(Records)
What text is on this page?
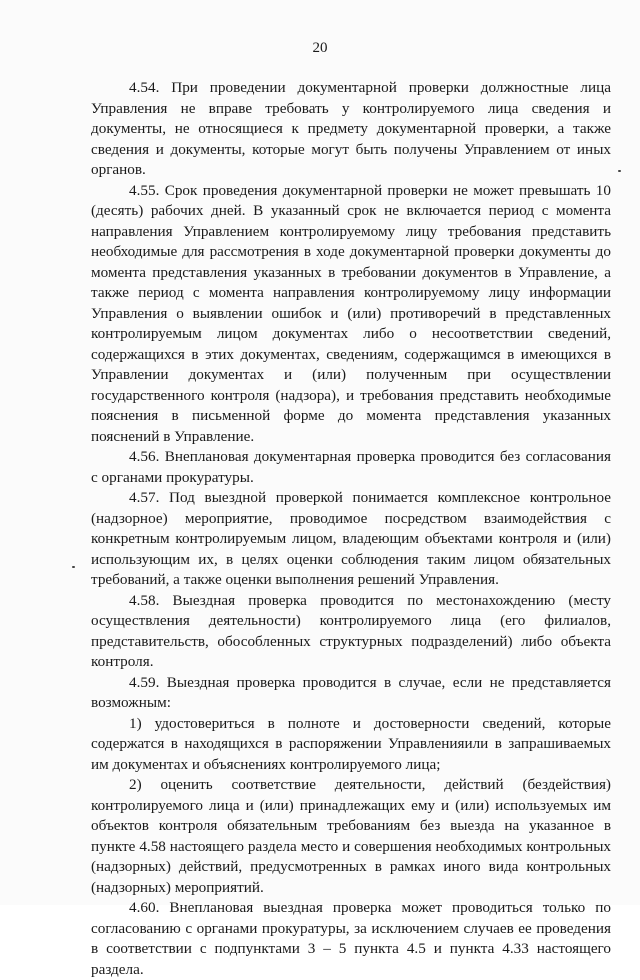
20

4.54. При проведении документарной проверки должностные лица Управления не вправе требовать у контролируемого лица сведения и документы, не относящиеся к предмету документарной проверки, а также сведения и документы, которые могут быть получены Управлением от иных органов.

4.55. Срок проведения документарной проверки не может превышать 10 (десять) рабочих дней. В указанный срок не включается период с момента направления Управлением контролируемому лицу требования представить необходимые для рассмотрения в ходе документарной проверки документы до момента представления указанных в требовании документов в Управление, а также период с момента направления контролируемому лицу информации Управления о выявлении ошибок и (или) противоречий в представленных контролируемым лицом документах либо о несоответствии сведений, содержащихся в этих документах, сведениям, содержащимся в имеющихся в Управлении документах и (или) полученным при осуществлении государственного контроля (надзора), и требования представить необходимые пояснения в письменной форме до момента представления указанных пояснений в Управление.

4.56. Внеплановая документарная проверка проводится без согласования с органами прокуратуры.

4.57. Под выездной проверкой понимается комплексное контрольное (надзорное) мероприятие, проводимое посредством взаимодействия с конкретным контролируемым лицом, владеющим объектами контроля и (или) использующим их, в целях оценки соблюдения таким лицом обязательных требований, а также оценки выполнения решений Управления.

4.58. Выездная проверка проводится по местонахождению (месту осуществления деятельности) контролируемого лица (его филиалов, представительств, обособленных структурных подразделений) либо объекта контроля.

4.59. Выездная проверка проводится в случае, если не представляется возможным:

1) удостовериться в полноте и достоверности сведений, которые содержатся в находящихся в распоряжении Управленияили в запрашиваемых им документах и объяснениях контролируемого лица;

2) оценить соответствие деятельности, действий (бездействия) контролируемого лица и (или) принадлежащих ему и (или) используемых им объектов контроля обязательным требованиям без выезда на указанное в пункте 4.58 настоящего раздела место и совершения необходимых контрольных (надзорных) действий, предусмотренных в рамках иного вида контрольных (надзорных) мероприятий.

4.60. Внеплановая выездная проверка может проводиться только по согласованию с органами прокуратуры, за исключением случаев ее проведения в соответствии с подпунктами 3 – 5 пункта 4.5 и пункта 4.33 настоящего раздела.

## [Exercise task]
Transcribe all of the material exactly, leaving out whatever pictures it contains.

## [Response]
What text is on this page?
20

4.54. При проведении документарной проверки должностные лица Управления не вправе требовать у контролируемого лица сведения и документы, не относящиеся к предмету документарной проверки, а также сведения и документы, которые могут быть получены Управлением от иных органов.

4.55. Срок проведения документарной проверки не может превышать 10 (десять) рабочих дней. В указанный срок не включается период с момента направления Управлением контролируемому лицу требования представить необходимые для рассмотрения в ходе документарной проверки документы до момента представления указанных в требовании документов в Управление, а также период с момента направления контролируемому лицу информации Управления о выявлении ошибок и (или) противоречий в представленных контролируемым лицом документах либо о несоответствии сведений, содержащихся в этих документах, сведениям, содержащимся в имеющихся в Управлении документах и (или) полученным при осуществлении государственного контроля (надзора), и требования представить необходимые пояснения в письменной форме до момента представления указанных пояснений в Управление.

4.56. Внеплановая документарная проверка проводится без согласования с органами прокуратуры.

4.57. Под выездной проверкой понимается комплексное контрольное (надзорное) мероприятие, проводимое посредством взаимодействия с конкретным контролируемым лицом, владеющим объектами контроля и (или) использующим их, в целях оценки соблюдения таким лицом обязательных требований, а также оценки выполнения решений Управления.

4.58. Выездная проверка проводится по местонахождению (месту осуществления деятельности) контролируемого лица (его филиалов, представительств, обособленных структурных подразделений) либо объекта контроля.

4.59. Выездная проверка проводится в случае, если не представляется возможным:

1) удостовериться в полноте и достоверности сведений, которые содержатся в находящихся в распоряжении Управленияили в запрашиваемых им документах и объяснениях контролируемого лица;

2) оценить соответствие деятельности, действий (бездействия) контролируемого лица и (или) принадлежащих ему и (или) используемых им объектов контроля обязательным требованиям без выезда на указанное в пункте 4.58 настоящего раздела место и совершения необходимых контрольных (надзорных) действий, предусмотренных в рамках иного вида контрольных (надзорных) мероприятий.

4.60. Внеплановая выездная проверка может проводиться только по согласованию с органами прокуратуры, за исключением случаев ее проведения в соответствии с подпунктами 3 – 5 пункта 4.5 и пункта 4.33 настоящего раздела.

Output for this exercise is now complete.